Dataset records:
>> Start
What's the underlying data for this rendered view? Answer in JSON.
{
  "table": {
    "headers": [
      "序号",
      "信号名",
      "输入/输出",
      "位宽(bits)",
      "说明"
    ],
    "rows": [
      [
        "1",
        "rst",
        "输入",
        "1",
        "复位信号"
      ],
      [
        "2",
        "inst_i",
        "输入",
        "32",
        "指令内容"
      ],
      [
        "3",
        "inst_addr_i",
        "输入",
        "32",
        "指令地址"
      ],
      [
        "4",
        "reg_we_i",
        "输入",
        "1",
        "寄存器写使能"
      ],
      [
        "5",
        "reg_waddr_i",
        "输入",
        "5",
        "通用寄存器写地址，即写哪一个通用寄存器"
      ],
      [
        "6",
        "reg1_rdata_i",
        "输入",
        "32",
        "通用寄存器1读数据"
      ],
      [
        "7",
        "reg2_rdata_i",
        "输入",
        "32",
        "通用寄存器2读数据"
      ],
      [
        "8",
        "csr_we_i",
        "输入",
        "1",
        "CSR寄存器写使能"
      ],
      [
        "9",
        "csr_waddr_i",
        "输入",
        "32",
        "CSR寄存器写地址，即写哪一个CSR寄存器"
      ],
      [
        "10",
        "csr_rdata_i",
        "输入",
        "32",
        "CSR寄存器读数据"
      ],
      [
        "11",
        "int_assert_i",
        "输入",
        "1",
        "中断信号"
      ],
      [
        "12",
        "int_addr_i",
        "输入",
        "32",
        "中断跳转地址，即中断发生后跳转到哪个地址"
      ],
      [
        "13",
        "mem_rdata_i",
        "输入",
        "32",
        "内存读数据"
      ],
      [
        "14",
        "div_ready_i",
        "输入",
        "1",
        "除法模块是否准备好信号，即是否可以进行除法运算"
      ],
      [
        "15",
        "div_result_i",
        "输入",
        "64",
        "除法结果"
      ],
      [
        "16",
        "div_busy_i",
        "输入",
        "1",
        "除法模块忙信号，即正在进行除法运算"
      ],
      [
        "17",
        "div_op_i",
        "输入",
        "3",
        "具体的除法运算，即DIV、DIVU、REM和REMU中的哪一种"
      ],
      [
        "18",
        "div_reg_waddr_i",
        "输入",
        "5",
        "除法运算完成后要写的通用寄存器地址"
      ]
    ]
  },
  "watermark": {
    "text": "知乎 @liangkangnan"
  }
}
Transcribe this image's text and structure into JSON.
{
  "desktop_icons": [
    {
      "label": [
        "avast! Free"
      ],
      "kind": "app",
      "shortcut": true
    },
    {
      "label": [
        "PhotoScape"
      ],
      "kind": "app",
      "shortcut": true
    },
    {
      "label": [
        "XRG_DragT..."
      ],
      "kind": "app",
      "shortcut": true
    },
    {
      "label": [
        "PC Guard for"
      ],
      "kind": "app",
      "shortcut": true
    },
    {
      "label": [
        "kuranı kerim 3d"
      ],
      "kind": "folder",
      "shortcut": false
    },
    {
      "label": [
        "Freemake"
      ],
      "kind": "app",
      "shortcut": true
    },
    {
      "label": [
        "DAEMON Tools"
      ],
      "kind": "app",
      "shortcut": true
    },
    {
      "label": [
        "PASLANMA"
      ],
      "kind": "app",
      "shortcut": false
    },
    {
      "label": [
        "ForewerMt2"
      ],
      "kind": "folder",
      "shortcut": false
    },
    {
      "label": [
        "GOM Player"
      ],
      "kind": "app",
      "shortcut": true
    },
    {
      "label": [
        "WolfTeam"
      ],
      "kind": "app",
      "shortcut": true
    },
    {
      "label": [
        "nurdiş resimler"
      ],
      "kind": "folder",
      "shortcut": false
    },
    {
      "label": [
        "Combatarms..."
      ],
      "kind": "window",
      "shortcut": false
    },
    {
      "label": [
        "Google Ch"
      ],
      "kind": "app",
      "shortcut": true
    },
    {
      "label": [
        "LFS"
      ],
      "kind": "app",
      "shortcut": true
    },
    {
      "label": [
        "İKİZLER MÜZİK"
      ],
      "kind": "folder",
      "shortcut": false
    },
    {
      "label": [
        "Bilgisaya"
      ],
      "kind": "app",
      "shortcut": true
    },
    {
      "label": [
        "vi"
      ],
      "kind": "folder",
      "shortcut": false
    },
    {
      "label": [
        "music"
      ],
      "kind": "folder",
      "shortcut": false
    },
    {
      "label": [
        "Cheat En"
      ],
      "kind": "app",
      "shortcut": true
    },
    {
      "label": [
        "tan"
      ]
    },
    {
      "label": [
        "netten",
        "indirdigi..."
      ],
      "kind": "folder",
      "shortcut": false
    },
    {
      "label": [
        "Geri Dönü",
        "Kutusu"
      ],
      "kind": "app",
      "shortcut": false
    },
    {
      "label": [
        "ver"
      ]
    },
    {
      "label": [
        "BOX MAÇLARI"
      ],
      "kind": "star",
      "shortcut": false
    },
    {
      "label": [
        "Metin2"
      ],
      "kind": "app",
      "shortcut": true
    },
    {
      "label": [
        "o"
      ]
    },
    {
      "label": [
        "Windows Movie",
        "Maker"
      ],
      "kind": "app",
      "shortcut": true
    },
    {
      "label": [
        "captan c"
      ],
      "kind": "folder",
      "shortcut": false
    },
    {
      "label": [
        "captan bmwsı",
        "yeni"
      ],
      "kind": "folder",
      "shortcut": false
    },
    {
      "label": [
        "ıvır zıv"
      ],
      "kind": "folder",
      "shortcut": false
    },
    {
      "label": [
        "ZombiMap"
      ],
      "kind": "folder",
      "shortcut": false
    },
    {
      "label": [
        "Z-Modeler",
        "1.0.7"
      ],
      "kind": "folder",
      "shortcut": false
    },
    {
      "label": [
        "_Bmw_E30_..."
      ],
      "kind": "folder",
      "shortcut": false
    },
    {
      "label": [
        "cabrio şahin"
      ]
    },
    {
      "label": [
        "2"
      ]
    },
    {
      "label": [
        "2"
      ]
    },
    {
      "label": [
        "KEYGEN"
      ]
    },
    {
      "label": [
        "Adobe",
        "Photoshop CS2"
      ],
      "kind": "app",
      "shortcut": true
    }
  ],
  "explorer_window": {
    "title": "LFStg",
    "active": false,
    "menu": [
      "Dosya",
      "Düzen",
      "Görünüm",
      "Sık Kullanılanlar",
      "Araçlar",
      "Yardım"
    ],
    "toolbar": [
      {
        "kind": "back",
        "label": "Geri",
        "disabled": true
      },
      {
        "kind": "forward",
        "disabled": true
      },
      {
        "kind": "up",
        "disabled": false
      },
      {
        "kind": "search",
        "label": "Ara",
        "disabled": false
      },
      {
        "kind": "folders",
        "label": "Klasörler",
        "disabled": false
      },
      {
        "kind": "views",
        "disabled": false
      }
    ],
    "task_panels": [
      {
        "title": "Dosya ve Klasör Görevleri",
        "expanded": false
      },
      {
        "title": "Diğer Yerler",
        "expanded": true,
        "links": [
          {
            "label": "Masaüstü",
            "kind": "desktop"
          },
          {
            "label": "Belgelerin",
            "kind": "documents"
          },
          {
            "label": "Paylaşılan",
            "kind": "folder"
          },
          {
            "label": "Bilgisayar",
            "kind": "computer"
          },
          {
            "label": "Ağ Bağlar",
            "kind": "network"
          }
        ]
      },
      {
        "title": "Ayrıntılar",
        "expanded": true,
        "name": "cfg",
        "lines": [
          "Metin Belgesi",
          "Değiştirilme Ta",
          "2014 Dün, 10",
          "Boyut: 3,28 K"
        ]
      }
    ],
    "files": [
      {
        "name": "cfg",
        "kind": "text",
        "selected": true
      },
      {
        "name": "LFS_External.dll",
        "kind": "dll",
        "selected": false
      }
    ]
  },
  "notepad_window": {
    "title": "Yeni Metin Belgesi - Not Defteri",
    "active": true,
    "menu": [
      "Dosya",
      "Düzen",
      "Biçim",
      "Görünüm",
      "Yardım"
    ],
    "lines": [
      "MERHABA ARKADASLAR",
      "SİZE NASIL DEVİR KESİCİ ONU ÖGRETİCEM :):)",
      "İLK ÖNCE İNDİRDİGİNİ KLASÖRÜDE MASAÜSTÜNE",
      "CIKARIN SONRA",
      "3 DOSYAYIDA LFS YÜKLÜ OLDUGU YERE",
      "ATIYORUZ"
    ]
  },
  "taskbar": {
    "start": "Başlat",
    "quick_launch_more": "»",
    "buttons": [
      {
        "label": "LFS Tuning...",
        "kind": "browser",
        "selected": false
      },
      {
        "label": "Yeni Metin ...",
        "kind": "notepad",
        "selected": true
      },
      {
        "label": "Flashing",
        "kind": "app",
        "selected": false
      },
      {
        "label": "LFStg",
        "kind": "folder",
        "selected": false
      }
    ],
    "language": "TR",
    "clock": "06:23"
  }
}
>> End
| INSTRUCTIONS TO FOLLOW |
Within the listing above, find every line containing the string "JSON" and return it.

| TASK RESPONSE |
What's the underlying data for this rendered view? Answer in JSON.
Transcribe this image's text and structure into JSON.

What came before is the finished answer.